[Data excerpts]
<<<<
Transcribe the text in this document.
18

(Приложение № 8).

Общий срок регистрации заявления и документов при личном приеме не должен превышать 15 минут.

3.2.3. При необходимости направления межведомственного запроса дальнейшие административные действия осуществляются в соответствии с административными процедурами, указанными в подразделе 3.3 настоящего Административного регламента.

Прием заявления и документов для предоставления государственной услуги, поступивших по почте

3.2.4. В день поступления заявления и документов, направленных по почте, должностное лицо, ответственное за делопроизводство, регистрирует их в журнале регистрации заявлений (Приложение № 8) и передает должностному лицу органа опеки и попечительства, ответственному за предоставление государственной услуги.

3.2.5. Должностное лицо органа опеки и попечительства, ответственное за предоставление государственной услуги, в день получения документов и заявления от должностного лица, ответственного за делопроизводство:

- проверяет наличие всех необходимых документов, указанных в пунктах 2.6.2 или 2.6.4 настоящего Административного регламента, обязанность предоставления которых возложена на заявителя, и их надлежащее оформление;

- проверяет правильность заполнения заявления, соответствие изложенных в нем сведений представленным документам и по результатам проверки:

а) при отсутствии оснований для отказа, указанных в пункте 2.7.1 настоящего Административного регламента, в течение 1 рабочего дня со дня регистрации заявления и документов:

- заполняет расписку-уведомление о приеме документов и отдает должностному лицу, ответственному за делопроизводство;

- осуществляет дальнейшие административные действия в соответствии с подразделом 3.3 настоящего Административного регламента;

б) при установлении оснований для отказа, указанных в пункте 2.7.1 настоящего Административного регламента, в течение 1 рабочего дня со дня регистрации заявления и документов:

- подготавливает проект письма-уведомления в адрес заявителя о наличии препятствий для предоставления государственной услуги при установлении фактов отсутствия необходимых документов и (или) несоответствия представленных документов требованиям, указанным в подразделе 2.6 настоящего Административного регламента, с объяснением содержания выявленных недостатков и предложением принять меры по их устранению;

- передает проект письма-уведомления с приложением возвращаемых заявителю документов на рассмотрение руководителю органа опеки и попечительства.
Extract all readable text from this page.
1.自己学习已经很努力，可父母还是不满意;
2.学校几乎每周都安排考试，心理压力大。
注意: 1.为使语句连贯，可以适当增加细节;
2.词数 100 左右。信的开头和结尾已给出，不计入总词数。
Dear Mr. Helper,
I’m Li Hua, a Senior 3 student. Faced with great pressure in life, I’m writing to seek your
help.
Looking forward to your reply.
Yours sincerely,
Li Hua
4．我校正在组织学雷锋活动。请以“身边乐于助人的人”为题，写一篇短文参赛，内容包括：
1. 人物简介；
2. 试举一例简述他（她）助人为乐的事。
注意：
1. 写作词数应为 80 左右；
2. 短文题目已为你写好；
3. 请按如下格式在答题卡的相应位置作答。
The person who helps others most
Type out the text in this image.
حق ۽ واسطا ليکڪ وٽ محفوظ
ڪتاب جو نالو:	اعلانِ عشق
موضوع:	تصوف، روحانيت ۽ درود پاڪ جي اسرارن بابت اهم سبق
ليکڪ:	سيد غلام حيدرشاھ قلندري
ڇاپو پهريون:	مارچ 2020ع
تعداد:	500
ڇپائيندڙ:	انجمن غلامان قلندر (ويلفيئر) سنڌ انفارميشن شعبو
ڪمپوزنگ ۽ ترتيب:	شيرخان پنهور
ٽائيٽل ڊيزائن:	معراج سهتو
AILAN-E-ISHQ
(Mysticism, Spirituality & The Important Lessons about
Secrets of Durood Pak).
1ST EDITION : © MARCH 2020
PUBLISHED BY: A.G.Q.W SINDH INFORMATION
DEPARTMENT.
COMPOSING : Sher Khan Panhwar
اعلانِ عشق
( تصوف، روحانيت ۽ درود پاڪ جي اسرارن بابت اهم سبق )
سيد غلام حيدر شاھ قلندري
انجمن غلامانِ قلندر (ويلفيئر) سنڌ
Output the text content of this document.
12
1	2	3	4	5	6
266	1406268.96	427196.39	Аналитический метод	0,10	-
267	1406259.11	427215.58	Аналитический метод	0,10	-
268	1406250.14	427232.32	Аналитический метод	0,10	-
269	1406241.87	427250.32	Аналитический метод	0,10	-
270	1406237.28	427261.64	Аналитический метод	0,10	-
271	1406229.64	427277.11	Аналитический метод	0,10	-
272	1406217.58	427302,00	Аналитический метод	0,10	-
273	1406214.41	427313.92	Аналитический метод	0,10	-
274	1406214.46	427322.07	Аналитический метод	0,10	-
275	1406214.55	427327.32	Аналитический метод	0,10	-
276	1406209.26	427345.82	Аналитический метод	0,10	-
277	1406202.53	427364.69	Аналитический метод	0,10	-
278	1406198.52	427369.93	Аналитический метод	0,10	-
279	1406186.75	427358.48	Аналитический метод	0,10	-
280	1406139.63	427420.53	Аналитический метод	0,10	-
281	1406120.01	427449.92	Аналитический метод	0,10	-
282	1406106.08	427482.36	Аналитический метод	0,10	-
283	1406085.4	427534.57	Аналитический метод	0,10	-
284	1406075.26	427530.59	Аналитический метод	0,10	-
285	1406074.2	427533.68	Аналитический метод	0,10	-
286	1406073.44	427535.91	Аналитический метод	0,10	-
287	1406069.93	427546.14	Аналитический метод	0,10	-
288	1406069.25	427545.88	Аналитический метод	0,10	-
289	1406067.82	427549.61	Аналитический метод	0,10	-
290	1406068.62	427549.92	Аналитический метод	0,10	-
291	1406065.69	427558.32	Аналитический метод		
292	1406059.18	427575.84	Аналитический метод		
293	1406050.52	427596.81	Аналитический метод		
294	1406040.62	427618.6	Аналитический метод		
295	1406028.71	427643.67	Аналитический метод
>>>>
» **WORK TO BE COMPLETED**: Reproduce the material above exactly; please quote every line of it.

» **COMPLETED EXERCISE**:
Transcribe the text in this document.
18

(Приложение № 8).

Общий срок регистрации заявления и документов при личном приеме не должен превышать 15 минут.

3.2.3. При необходимости направления межведомственного запроса дальнейшие административные действия осуществляются в соответствии с административными процедурами, указанными в подразделе 3.3 настоящего Административного регламента.

Прием заявления и документов для предоставления государственной услуги, поступивших по почте

3.2.4. В день поступления заявления и документов, направленных по почте, должностное лицо, ответственное за делопроизводство, регистрирует их в журнале регистрации заявлений (Приложение № 8) и передает должностному лицу органа опеки и попечительства, ответственному за предоставление государственной услуги.

3.2.5. Должностное лицо органа опеки и попечительства, ответственное за предоставление государственной услуги, в день получения документов и заявления от должностного лица, ответственного за делопроизводство:

- проверяет наличие всех необходимых документов, указанных в пунктах 2.6.2 или 2.6.4 настоящего Административного регламента, обязанность предоставления которых возложена на заявителя, и их надлежащее оформление;

- проверяет правильность заполнения заявления, соответствие изложенных в нем сведений представленным документам и по результатам проверки:

а) при отсутствии оснований для отказа, указанных в пункте 2.7.1 настоящего Административного регламента, в течение 1 рабочего дня со дня регистрации заявления и документов:

- заполняет расписку-уведомление о приеме документов и отдает должностному лицу, ответственному за делопроизводство;

- осуществляет дальнейшие административные действия в соответствии с подразделом 3.3 настоящего Административного регламента;

б) при установлении оснований для отказа, указанных в пункте 2.7.1 настоящего Административного регламента, в течение 1 рабочего дня со дня регистрации заявления и документов:

- подготавливает проект письма-уведомления в адрес заявителя о наличии препятствий для предоставления государственной услуги при установлении фактов отсутствия необходимых документов и (или) несоответствия представленных документов требованиям, указанным в подразделе 2.6 настоящего Административного регламента, с объяснением содержания выявленных недостатков и предложением принять меры по их устранению;

- передает проект письма-уведомления с приложением возвращаемых заявителю документов на рассмотрение руководителю органа опеки и попечительства.
Extract all readable text from this page.
1.自己学习已经很努力，可父母还是不满意;
2.学校几乎每周都安排考试，心理压力大。
注意: 1.为使语句连贯，可以适当增加细节;
2.词数 100 左右。信的开头和结尾已给出，不计入总词数。
Dear Mr. Helper,
I’m Li Hua, a Senior 3 student. Faced with great pressure in life, I’m writing to seek your
help.
Looking forward to your reply.
Yours sincerely,
Li Hua
4．我校正在组织学雷锋活动。请以“身边乐于助人的人”为题，写一篇短文参赛，内容包括：
1. 人物简介；
2. 试举一例简述他（她）助人为乐的事。
注意：
1. 写作词数应为 80 左右；
2. 短文题目已为你写好；
3. 请按如下格式在答题卡的相应位置作答。
The person who helps others most
Type out the text in this image.
حق ۽ واسطا ليکڪ وٽ محفوظ
ڪتاب جو نالو:	اعلانِ عشق
موضوع:	تصوف، روحانيت ۽ درود پاڪ جي اسرارن بابت اهم سبق
ليکڪ:	سيد غلام حيدرشاھ قلندري
ڇاپو پهريون:	مارچ 2020ع
تعداد:	500
ڇپائيندڙ:	انجمن غلامان قلندر (ويلفيئر) سنڌ انفارميشن شعبو
ڪمپوزنگ ۽ ترتيب:	شيرخان پنهور
ٽائيٽل ڊيزائن:	معراج سهتو
AILAN-E-ISHQ
(Mysticism, Spirituality & The Important Lessons about
Secrets of Durood Pak).
1ST EDITION : © MARCH 2020
PUBLISHED BY: A.G.Q.W SINDH INFORMATION
DEPARTMENT.
COMPOSING : Sher Khan Panhwar
اعلانِ عشق
( تصوف، روحانيت ۽ درود پاڪ جي اسرارن بابت اهم سبق )
سيد غلام حيدر شاھ قلندري
انجمن غلامانِ قلندر (ويلفيئر) سنڌ
Output the text content of this document.
12
1	2	3	4	5	6
266	1406268.96	427196.39	Аналитический метод	0,10	-
267	1406259.11	427215.58	Аналитический метод	0,10	-
268	1406250.14	427232.32	Аналитический метод	0,10	-
269	1406241.87	427250.32	Аналитический метод	0,10	-
270	1406237.28	427261.64	Аналитический метод	0,10	-
271	1406229.64	427277.11	Аналитический метод	0,10	-
272	1406217.58	427302,00	Аналитический метод	0,10	-
273	1406214.41	427313.92	Аналитический метод	0,10	-
274	1406214.46	427322.07	Аналитический метод	0,10	-
275	1406214.55	427327.32	Аналитический метод	0,10	-
276	1406209.26	427345.82	Аналитический метод	0,10	-
277	1406202.53	427364.69	Аналитический метод	0,10	-
278	1406198.52	427369.93	Аналитический метод	0,10	-
279	1406186.75	427358.48	Аналитический метод	0,10	-
280	1406139.63	427420.53	Аналитический метод	0,10	-
281	1406120.01	427449.92	Аналитический метод	0,10	-
282	1406106.08	427482.36	Аналитический метод	0,10	-
283	1406085.4	427534.57	Аналитический метод	0,10	-
284	1406075.26	427530.59	Аналитический метод	0,10	-
285	1406074.2	427533.68	Аналитический метод	0,10	-
286	1406073.44	427535.91	Аналитический метод	0,10	-
287	1406069.93	427546.14	Аналитический метод	0,10	-
288	1406069.25	427545.88	Аналитический метод	0,10	-
289	1406067.82	427549.61	Аналитический метод	0,10	-
290	1406068.62	427549.92	Аналитический метод	0,10	-
291	1406065.69	427558.32	Аналитический метод		
292	1406059.18	427575.84	Аналитический метод		
293	1406050.52	427596.81	Аналитический метод		
294	1406040.62	427618.6	Аналитический метод		
295	1406028.71	427643.67	Аналитический метод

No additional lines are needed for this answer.